# Instruction:
Reproduce the following material exactly, including every line.

* BEGIN Material provided *

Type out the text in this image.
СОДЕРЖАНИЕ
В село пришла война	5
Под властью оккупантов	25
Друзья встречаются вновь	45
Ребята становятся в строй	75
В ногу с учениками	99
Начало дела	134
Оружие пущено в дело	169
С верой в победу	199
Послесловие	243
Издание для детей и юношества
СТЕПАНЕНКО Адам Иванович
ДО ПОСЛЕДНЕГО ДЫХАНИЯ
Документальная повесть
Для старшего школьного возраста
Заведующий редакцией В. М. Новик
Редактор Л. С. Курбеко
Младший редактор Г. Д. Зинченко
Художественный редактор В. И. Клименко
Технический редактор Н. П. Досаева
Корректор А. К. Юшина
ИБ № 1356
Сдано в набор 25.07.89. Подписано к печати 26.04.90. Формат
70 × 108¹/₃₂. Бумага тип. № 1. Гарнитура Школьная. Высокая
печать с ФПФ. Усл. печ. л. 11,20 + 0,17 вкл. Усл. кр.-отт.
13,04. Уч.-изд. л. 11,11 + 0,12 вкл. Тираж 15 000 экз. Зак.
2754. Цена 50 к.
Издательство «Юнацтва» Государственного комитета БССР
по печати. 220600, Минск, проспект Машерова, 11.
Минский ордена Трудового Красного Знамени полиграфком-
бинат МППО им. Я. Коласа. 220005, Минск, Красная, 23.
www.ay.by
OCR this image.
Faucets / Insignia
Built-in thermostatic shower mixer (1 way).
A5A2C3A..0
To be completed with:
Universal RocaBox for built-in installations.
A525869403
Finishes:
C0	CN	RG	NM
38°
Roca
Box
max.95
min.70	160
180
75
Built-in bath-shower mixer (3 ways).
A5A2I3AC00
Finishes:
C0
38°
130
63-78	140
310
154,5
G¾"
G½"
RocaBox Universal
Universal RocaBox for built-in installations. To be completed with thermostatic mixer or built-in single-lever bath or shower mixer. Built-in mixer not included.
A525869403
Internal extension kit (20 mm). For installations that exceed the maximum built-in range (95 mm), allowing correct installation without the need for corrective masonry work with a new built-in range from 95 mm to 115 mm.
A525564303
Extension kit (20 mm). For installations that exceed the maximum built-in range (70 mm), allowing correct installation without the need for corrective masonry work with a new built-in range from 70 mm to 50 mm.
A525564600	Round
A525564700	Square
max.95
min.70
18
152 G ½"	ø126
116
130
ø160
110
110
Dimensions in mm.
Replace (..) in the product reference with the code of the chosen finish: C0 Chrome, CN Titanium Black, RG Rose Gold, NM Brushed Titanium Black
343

* END Material provided *

# Full solution:
Type out the text in this image.
СОДЕРЖАНИЕ
В село пришла война	5
Под властью оккупантов	25
Друзья встречаются вновь	45
Ребята становятся в строй	75
В ногу с учениками	99
Начало дела	134
Оружие пущено в дело	169
С верой в победу	199
Послесловие	243
Издание для детей и юношества
СТЕПАНЕНКО Адам Иванович
ДО ПОСЛЕДНЕГО ДЫХАНИЯ
Документальная повесть
Для старшего школьного возраста
Заведующий редакцией В. М. Новик
Редактор Л. С. Курбеко
Младший редактор Г. Д. Зинченко
Художественный редактор В. И. Клименко
Технический редактор Н. П. Досаева
Корректор А. К. Юшина
ИБ № 1356
Сдано в набор 25.07.89. Подписано к печати 26.04.90. Формат
70 × 108¹/₃₂. Бумага тип. № 1. Гарнитура Школьная. Высокая
печать с ФПФ. Усл. печ. л. 11,20 + 0,17 вкл. Усл. кр.-отт.
13,04. Уч.-изд. л. 11,11 + 0,12 вкл. Тираж 15 000 экз. Зак.
2754. Цена 50 к.
Издательство «Юнацтва» Государственного комитета БССР
по печати. 220600, Минск, проспект Машерова, 11.
Минский ордена Трудового Красного Знамени полиграфком-
бинат МППО им. Я. Коласа. 220005, Минск, Красная, 23.
www.ay.by
OCR this image.
Faucets / Insignia
Built-in thermostatic shower mixer (1 way).
A5A2C3A..0
To be completed with:
Universal RocaBox for built-in installations.
A525869403
Finishes:
C0	CN	RG	NM
38°
Roca
Box
max.95
min.70	160
180
75
Built-in bath-shower mixer (3 ways).
A5A2I3AC00
Finishes:
C0
38°
130
63-78	140
310
154,5
G¾"
G½"
RocaBox Universal
Universal RocaBox for built-in installations. To be completed with thermostatic mixer or built-in single-lever bath or shower mixer. Built-in mixer not included.
A525869403
Internal extension kit (20 mm). For installations that exceed the maximum built-in range (95 mm), allowing correct installation without the need for corrective masonry work with a new built-in range from 95 mm to 115 mm.
A525564303
Extension kit (20 mm). For installations that exceed the maximum built-in range (70 mm), allowing correct installation without the need for corrective masonry work with a new built-in range from 70 mm to 50 mm.
A525564600	Round
A525564700	Square
max.95
min.70
18
152 G ½"	ø126
116
130
ø160
110
110
Dimensions in mm.
Replace (..) in the product reference with the code of the chosen finish: C0 Chrome, CN Titanium Black, RG Rose Gold, NM Brushed Titanium Black
343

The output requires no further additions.